Start of Available records
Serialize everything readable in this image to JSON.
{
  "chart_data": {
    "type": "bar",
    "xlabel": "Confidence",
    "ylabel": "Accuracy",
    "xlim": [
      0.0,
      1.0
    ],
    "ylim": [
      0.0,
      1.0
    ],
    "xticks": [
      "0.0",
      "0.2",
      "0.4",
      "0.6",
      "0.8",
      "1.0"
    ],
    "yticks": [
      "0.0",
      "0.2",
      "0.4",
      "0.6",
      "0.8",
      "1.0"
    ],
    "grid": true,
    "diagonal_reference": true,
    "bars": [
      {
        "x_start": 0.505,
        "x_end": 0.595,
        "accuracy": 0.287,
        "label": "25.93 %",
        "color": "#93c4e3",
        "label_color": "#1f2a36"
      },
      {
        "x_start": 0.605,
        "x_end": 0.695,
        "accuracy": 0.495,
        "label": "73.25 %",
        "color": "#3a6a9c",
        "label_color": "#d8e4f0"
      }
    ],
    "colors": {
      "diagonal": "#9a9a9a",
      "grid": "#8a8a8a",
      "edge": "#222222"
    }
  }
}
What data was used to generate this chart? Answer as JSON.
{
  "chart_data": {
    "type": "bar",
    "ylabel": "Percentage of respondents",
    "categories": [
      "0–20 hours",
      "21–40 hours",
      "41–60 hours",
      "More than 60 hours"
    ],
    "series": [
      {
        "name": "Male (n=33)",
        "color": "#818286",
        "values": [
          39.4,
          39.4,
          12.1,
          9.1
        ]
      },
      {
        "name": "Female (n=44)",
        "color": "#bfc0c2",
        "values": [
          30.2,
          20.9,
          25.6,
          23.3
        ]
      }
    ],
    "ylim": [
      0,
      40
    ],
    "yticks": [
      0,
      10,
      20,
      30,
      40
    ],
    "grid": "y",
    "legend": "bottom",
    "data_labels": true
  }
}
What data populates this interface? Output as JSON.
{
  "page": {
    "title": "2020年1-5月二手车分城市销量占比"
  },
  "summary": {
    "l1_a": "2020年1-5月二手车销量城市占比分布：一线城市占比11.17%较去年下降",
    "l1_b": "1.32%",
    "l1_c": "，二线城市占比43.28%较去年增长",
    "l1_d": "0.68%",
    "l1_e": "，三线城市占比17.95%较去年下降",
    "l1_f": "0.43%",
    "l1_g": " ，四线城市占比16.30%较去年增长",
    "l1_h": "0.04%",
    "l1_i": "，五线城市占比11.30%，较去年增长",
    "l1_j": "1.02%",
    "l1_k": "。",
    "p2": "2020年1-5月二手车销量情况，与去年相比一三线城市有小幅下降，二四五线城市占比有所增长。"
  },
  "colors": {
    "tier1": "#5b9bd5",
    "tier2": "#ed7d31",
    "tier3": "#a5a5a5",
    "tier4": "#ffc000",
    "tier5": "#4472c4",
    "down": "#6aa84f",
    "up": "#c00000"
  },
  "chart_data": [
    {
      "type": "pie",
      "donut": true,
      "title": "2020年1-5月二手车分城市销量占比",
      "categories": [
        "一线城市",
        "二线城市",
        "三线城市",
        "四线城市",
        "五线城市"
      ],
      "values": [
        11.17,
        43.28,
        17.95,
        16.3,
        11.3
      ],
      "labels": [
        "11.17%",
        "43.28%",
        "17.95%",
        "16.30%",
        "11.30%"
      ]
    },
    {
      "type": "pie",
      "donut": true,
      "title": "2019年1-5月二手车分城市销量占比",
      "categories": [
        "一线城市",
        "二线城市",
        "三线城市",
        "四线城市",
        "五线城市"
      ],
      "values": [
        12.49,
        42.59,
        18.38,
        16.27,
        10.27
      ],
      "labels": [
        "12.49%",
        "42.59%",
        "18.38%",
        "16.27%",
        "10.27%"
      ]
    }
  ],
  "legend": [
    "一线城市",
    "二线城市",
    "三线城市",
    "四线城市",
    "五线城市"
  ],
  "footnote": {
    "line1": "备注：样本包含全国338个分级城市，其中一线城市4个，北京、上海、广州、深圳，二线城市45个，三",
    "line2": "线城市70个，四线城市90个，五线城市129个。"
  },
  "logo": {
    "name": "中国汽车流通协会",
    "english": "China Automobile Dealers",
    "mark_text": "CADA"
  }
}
End of Available records
Stated problem
Search the data for "较去年下降" and list every line in which it occurs.

Task solution
    "l1_a": "2020年1-5月二手车销量城市占比分布：一线城市占比11.17%较去年下降",
    "l1_e": "，三线城市占比17.95%较去年下降",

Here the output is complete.